Stated problem: Check each line of the data for "Mbit" and select those that have it.

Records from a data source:
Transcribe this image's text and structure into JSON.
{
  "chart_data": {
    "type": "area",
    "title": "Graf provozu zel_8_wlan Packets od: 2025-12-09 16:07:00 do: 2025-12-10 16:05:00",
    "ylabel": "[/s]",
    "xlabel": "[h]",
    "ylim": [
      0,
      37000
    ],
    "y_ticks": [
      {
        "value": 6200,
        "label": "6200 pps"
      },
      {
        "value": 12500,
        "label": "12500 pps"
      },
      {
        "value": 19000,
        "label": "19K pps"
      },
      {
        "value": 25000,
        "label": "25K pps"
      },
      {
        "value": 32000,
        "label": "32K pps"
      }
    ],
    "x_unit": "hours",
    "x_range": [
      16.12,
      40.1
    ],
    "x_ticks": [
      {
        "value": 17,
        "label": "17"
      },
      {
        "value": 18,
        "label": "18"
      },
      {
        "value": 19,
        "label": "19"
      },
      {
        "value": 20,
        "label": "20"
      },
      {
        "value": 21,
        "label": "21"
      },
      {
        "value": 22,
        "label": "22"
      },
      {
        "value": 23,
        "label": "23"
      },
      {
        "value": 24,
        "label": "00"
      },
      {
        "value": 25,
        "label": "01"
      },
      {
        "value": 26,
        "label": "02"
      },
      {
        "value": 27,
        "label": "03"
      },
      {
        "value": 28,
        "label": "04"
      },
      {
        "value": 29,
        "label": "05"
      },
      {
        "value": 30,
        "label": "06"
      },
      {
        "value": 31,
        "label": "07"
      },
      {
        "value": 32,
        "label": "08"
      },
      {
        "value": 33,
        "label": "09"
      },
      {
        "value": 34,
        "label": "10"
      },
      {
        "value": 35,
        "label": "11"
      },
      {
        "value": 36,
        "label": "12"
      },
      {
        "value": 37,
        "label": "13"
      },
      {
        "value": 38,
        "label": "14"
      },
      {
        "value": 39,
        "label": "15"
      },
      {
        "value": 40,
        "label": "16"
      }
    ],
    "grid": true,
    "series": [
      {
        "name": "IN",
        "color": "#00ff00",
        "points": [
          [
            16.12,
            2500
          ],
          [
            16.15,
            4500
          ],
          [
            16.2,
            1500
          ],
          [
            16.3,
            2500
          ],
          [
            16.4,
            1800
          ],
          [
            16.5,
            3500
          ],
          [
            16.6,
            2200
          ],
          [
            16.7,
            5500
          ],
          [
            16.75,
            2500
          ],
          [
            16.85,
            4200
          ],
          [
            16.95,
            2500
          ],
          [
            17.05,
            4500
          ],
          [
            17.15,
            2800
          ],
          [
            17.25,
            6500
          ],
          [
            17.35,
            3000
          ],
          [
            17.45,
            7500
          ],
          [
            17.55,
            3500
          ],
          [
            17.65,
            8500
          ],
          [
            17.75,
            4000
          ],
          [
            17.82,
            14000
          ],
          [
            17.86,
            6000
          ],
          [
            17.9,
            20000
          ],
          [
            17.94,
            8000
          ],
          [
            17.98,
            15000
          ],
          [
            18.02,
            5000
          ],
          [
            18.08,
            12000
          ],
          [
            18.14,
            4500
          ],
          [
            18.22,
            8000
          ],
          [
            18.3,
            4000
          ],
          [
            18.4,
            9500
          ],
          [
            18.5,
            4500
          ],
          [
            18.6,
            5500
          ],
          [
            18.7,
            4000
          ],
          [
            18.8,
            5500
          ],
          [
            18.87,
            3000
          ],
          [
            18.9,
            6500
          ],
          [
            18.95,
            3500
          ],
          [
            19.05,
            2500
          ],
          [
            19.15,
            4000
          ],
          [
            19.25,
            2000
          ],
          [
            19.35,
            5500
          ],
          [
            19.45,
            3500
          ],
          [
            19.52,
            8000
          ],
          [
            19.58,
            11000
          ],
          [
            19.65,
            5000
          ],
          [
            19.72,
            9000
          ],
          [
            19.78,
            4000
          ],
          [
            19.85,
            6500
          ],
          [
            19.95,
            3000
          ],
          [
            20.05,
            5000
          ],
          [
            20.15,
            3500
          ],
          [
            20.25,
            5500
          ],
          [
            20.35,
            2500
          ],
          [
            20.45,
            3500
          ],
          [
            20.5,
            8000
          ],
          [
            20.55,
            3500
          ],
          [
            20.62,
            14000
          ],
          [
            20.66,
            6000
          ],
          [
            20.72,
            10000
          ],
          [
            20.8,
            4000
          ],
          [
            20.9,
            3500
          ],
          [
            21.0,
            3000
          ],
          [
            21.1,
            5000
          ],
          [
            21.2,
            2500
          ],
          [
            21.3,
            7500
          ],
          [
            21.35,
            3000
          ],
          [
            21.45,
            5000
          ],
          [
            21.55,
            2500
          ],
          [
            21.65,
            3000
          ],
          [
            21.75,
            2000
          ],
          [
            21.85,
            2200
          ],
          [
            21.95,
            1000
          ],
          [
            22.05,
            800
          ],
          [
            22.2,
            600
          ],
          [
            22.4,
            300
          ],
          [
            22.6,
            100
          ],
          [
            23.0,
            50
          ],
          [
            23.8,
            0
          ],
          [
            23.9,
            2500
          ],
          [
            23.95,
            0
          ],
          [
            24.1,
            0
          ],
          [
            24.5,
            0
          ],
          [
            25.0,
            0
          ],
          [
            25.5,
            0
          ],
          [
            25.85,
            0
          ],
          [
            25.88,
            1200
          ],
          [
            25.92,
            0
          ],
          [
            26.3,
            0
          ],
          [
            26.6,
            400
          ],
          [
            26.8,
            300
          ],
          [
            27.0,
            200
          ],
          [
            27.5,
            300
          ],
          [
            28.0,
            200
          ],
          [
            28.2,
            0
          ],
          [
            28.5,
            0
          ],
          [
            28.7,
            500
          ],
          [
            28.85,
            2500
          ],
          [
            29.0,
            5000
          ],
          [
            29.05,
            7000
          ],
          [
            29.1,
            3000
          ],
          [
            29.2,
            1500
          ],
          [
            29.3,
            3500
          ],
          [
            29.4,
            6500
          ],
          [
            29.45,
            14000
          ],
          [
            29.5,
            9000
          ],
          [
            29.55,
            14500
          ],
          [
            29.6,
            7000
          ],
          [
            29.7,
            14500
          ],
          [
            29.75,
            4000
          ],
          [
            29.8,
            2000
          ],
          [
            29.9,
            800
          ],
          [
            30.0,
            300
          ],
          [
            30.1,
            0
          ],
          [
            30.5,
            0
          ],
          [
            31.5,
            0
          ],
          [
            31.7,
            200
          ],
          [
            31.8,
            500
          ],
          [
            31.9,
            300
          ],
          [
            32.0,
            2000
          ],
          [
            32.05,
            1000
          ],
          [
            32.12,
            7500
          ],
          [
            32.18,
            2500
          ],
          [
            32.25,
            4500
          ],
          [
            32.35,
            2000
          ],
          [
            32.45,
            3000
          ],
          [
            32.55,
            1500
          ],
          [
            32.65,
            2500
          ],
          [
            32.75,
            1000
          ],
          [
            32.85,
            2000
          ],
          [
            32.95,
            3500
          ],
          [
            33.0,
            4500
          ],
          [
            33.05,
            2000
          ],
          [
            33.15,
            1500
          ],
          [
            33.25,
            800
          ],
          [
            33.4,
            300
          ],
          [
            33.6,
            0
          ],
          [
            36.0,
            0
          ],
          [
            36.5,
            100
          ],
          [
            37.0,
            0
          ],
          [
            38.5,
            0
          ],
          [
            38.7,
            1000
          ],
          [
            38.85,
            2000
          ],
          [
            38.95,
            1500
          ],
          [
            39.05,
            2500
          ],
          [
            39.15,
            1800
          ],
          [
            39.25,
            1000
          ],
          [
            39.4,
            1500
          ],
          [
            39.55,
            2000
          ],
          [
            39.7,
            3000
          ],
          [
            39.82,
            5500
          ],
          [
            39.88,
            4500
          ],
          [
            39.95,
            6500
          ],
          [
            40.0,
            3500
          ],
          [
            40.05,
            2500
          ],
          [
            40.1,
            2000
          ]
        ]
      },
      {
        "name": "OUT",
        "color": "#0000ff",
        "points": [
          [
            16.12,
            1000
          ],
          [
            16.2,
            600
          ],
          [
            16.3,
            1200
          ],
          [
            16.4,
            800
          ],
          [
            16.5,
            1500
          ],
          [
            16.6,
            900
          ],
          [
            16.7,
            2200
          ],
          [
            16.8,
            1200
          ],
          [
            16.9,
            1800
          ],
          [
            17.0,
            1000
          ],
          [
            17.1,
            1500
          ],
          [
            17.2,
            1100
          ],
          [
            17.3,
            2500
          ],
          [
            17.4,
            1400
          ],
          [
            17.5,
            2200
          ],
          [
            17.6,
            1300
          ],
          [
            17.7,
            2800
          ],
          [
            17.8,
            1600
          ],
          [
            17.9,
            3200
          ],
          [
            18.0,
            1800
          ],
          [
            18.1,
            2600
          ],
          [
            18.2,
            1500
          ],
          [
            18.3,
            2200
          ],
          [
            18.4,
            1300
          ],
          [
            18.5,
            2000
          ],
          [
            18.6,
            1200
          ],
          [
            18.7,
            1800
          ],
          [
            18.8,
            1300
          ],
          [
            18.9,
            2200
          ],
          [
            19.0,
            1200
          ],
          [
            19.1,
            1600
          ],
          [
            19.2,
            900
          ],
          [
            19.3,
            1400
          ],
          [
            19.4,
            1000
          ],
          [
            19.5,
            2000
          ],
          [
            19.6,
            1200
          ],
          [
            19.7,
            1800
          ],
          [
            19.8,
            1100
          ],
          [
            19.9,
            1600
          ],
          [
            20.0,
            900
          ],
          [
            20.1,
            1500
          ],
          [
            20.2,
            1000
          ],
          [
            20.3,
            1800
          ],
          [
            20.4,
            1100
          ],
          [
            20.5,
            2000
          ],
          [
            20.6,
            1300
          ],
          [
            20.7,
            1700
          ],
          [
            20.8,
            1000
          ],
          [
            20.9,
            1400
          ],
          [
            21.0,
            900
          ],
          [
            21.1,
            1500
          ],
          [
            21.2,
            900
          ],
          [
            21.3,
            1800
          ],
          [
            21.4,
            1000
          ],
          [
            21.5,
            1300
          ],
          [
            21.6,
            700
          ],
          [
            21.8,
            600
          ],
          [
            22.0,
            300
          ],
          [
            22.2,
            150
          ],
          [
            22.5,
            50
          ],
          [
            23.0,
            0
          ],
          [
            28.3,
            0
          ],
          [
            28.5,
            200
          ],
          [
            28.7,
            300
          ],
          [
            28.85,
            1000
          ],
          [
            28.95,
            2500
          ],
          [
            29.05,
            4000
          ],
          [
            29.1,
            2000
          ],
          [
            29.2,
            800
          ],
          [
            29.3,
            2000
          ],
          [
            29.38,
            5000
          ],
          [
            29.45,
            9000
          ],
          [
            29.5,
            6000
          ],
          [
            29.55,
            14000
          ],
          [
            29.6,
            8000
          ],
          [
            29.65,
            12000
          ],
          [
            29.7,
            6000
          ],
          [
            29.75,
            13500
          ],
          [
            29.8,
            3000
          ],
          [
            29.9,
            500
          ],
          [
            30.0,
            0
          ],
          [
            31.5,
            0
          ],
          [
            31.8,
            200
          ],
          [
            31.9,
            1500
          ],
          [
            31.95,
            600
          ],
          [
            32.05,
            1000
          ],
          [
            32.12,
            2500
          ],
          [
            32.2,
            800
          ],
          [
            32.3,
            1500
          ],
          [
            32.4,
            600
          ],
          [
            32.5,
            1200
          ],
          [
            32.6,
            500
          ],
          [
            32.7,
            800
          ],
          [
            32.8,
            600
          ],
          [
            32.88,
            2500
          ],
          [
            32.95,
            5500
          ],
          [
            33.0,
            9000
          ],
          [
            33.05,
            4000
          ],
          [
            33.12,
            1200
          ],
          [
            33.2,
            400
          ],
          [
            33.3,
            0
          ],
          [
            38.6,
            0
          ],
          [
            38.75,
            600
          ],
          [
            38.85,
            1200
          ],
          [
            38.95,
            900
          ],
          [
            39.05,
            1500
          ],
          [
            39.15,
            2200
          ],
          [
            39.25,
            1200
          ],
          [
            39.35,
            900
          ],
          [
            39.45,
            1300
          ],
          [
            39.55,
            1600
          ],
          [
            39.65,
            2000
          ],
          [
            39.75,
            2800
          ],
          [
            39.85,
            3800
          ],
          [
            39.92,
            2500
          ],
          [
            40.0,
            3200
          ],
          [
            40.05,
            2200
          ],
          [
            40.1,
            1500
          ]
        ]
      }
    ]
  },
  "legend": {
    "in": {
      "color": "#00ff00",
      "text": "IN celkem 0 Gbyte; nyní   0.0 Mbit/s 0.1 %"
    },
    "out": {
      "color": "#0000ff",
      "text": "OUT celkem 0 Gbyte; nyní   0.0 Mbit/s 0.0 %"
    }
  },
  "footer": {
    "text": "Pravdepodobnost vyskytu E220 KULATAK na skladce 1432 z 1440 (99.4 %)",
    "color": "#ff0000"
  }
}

Exercise result:
      "text": "IN celkem 0 Gbyte; nyní   0.0 Mbit/s 0.1 %"
      "text": "OUT celkem 0 Gbyte; nyní   0.0 Mbit/s 0.0 %"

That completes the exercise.